* _Dataset_:
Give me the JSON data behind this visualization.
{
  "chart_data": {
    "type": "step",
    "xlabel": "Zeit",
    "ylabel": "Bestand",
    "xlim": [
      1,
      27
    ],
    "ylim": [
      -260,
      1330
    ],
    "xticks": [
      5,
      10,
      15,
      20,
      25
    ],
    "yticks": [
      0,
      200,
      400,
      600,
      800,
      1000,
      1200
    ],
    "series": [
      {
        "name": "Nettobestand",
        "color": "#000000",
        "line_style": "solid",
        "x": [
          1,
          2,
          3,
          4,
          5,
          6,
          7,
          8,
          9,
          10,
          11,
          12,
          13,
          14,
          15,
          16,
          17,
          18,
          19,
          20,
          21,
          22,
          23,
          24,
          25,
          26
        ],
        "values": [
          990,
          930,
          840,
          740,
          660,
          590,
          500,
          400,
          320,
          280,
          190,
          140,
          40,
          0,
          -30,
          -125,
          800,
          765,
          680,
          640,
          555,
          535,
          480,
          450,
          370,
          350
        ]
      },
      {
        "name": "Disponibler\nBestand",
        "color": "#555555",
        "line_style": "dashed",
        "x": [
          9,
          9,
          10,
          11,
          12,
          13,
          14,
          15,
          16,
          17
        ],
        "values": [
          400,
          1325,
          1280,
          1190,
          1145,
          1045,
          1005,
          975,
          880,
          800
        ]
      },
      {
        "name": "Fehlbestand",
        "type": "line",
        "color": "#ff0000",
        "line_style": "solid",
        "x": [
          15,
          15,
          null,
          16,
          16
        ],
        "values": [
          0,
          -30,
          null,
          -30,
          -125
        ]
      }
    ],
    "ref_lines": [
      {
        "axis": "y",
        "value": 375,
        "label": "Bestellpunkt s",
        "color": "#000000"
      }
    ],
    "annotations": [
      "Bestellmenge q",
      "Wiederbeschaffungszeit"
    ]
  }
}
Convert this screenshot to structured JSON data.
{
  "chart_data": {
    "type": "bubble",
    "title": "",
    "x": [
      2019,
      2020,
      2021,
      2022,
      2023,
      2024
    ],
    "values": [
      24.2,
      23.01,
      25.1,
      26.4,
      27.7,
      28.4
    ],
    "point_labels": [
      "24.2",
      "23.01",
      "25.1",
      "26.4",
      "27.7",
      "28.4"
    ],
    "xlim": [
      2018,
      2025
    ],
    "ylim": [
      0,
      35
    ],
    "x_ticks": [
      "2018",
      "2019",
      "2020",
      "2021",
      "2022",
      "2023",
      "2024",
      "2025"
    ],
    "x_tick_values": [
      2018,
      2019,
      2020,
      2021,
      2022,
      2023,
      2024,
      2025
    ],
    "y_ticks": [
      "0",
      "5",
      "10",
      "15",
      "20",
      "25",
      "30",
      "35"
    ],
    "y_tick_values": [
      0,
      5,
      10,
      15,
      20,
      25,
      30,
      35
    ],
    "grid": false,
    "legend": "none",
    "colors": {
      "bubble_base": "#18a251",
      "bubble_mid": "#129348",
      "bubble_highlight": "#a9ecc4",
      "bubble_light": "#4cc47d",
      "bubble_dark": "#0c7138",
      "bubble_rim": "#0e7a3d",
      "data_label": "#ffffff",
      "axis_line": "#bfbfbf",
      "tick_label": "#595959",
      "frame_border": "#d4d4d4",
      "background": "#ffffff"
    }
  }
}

* _Exercise directions_: Write out all the records above again, exactly as they stand.

* _Response to this task_:
Give me the JSON data behind this visualization.
{
  "chart_data": {
    "type": "step",
    "xlabel": "Zeit",
    "ylabel": "Bestand",
    "xlim": [
      1,
      27
    ],
    "ylim": [
      -260,
      1330
    ],
    "xticks": [
      5,
      10,
      15,
      20,
      25
    ],
    "yticks": [
      0,
      200,
      400,
      600,
      800,
      1000,
      1200
    ],
    "series": [
      {
        "name": "Nettobestand",
        "color": "#000000",
        "line_style": "solid",
        "x": [
          1,
          2,
          3,
          4,
          5,
          6,
          7,
          8,
          9,
          10,
          11,
          12,
          13,
          14,
          15,
          16,
          17,
          18,
          19,
          20,
          21,
          22,
          23,
          24,
          25,
          26
        ],
        "values": [
          990,
          930,
          840,
          740,
          660,
          590,
          500,
          400,
          320,
          280,
          190,
          140,
          40,
          0,
          -30,
          -125,
          800,
          765,
          680,
          640,
          555,
          535,
          480,
          450,
          370,
          350
        ]
      },
      {
        "name": "Disponibler\nBestand",
        "color": "#555555",
        "line_style": "dashed",
        "x": [
          9,
          9,
          10,
          11,
          12,
          13,
          14,
          15,
          16,
          17
        ],
        "values": [
          400,
          1325,
          1280,
          1190,
          1145,
          1045,
          1005,
          975,
          880,
          800
        ]
      },
      {
        "name": "Fehlbestand",
        "type": "line",
        "color": "#ff0000",
        "line_style": "solid",
        "x": [
          15,
          15,
          null,
          16,
          16
        ],
        "values": [
          0,
          -30,
          null,
          -30,
          -125
        ]
      }
    ],
    "ref_lines": [
      {
        "axis": "y",
        "value": 375,
        "label": "Bestellpunkt s",
        "color": "#000000"
      }
    ],
    "annotations": [
      "Bestellmenge q",
      "Wiederbeschaffungszeit"
    ]
  }
}
Convert this screenshot to structured JSON data.
{
  "chart_data": {
    "type": "bubble",
    "title": "",
    "x": [
      2019,
      2020,
      2021,
      2022,
      2023,
      2024
    ],
    "values": [
      24.2,
      23.01,
      25.1,
      26.4,
      27.7,
      28.4
    ],
    "point_labels": [
      "24.2",
      "23.01",
      "25.1",
      "26.4",
      "27.7",
      "28.4"
    ],
    "xlim": [
      2018,
      2025
    ],
    "ylim": [
      0,
      35
    ],
    "x_ticks": [
      "2018",
      "2019",
      "2020",
      "2021",
      "2022",
      "2023",
      "2024",
      "2025"
    ],
    "x_tick_values": [
      2018,
      2019,
      2020,
      2021,
      2022,
      2023,
      2024,
      2025
    ],
    "y_ticks": [
      "0",
      "5",
      "10",
      "15",
      "20",
      "25",
      "30",
      "35"
    ],
    "y_tick_values": [
      0,
      5,
      10,
      15,
      20,
      25,
      30,
      35
    ],
    "grid": false,
    "legend": "none",
    "colors": {
      "bubble_base": "#18a251",
      "bubble_mid": "#129348",
      "bubble_highlight": "#a9ecc4",
      "bubble_light": "#4cc47d",
      "bubble_dark": "#0c7138",
      "bubble_rim": "#0e7a3d",
      "data_label": "#ffffff",
      "axis_line": "#bfbfbf",
      "tick_label": "#595959",
      "frame_border": "#d4d4d4",
      "background": "#ffffff"
    }
  }
}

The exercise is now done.